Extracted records
:::

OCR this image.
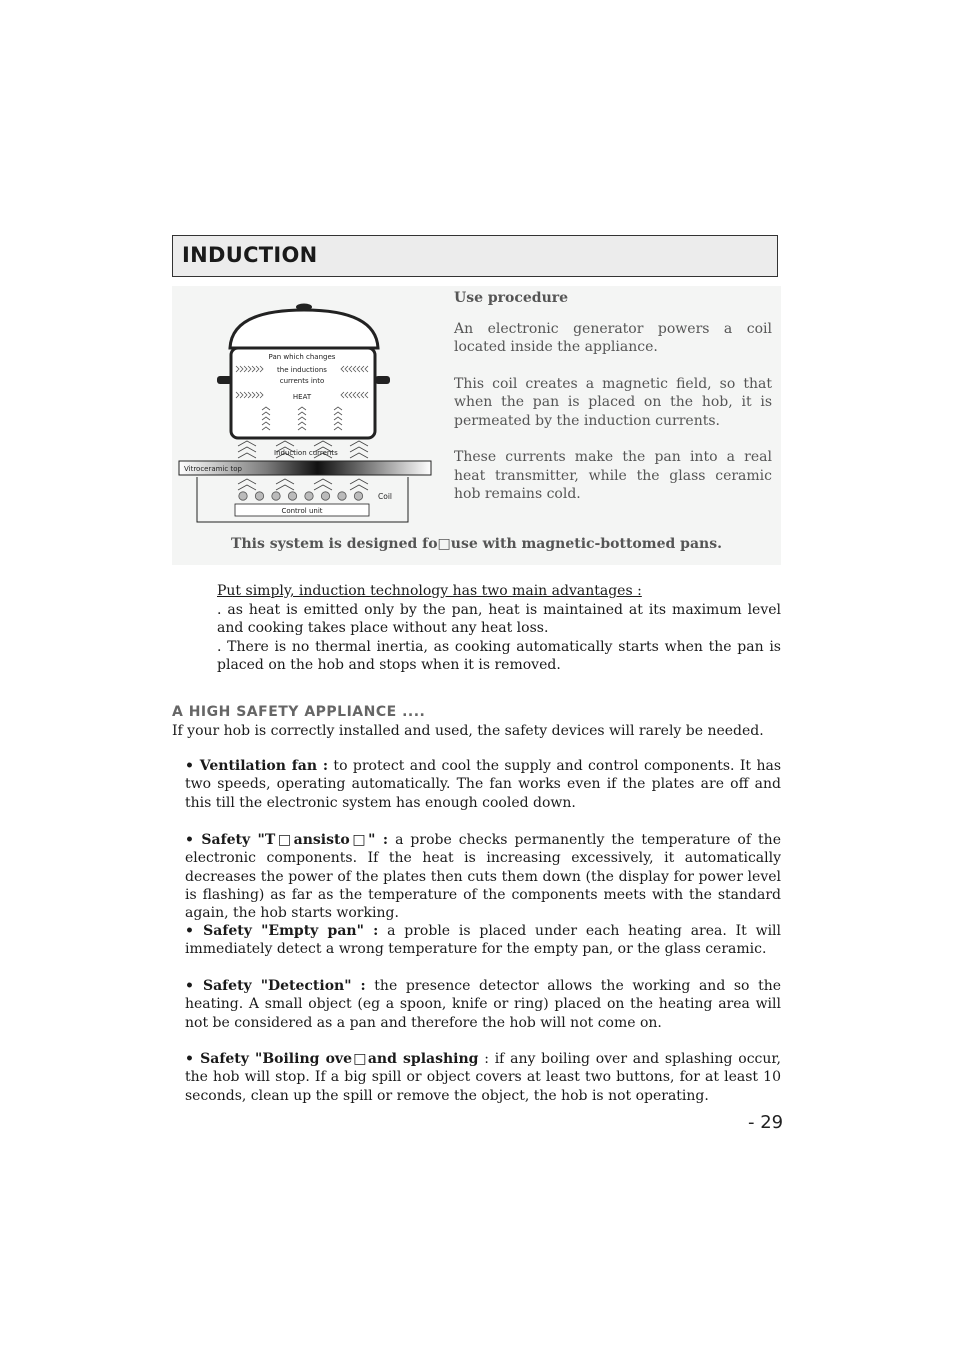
INDUCTION
Pan which changes
the inductions
currents into
HEAT
Induction currents
Vitroceramic top
Coil
Control unit
Use procedure

An electronic generator powers a coil located inside the appliance.

This coil creates a magnetic field, so that when the pan is placed on the hob, it is permeated by the induction currents.

These currents make the pan into a real heat transmitter, while the glass ceramic hob remains cold.

This system is designed fo□use with magnetic-bottomed pans.
Put simply, induction technology has two main advantages :
. as heat is emitted only by the pan, heat is maintained at its maximum level and cooking takes place without any heat loss.
. There is no thermal inertia, as cooking automatically starts when the pan is placed on the hob and stops when it is removed.
A HIGH SAFETY APPLIANCE ....
If your hob is correctly installed and used, the safety devices will rarely be needed.
• Ventilation fan : to protect and cool the supply and control components. It has two speeds, operating automatically. The fan works even if the plates are off and this till the electronic system has enough cooled down.
• Safety "T□ansisto□" : a probe checks permanently the temperature of the electronic components. If the heat is increasing excessively, it automatically decreases the power of the plates then cuts them down (the display for power level is flashing) as far as the temperature of the components meets with the standard again, the hob starts working.
• Safety "Empty pan" : a proble is placed under each heating area. It will immediately detect a wrong temperature for the empty pan, or the glass ceramic.
• Safety "Detection" : the presence detector allows the working and so the heating. A small object (eg a spoon, knife or ring) placed on the heating area will not be considered as a pan and therefore the hob will not come on.
• Safety "Boiling ove□and splashing : if any boiling over and splashing occur, the hob will stop. If a big spill or object covers at least two buttons, for at least 10 seconds, clean up the spill or remove the object, the hob is not operating.
- 29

:::

→ **WHAT THE TASK ASKS**
Without the pictures, repeat all the records word for word.

→ **PROBLEM SOLUTION**
OCR this image.
INDUCTION
Pan which changes
the inductions
currents into
HEAT
Induction currents
Vitroceramic top
Coil
Control unit
Use procedure

An electronic generator powers a coil located inside the appliance.

This coil creates a magnetic field, so that when the pan is placed on the hob, it is permeated by the induction currents.

These currents make the pan into a real heat transmitter, while the glass ceramic hob remains cold.

This system is designed fo□use with magnetic-bottomed pans.
Put simply, induction technology has two main advantages :
. as heat is emitted only by the pan, heat is maintained at its maximum level and cooking takes place without any heat loss.
. There is no thermal inertia, as cooking automatically starts when the pan is placed on the hob and stops when it is removed.
A HIGH SAFETY APPLIANCE ....
If your hob is correctly installed and used, the safety devices will rarely be needed.
• Ventilation fan : to protect and cool the supply and control components. It has two speeds, operating automatically. The fan works even if the plates are off and this till the electronic system has enough cooled down.
• Safety "T□ansisto□" : a probe checks permanently the temperature of the electronic components. If the heat is increasing excessively, it automatically decreases the power of the plates then cuts them down (the display for power level is flashing) as far as the temperature of the components meets with the standard again, the hob starts working.
• Safety "Empty pan" : a proble is placed under each heating area. It will immediately detect a wrong temperature for the empty pan, or the glass ceramic.
• Safety "Detection" : the presence detector allows the working and so the heating. A small object (eg a spoon, knife or ring) placed on the heating area will not be considered as a pan and therefore the hob will not come on.
• Safety "Boiling ove□and splashing : if any boiling over and splashing occur, the hob will stop. If a big spill or object covers at least two buttons, for at least 10 seconds, clean up the spill or remove the object, the hob is not operating.
- 29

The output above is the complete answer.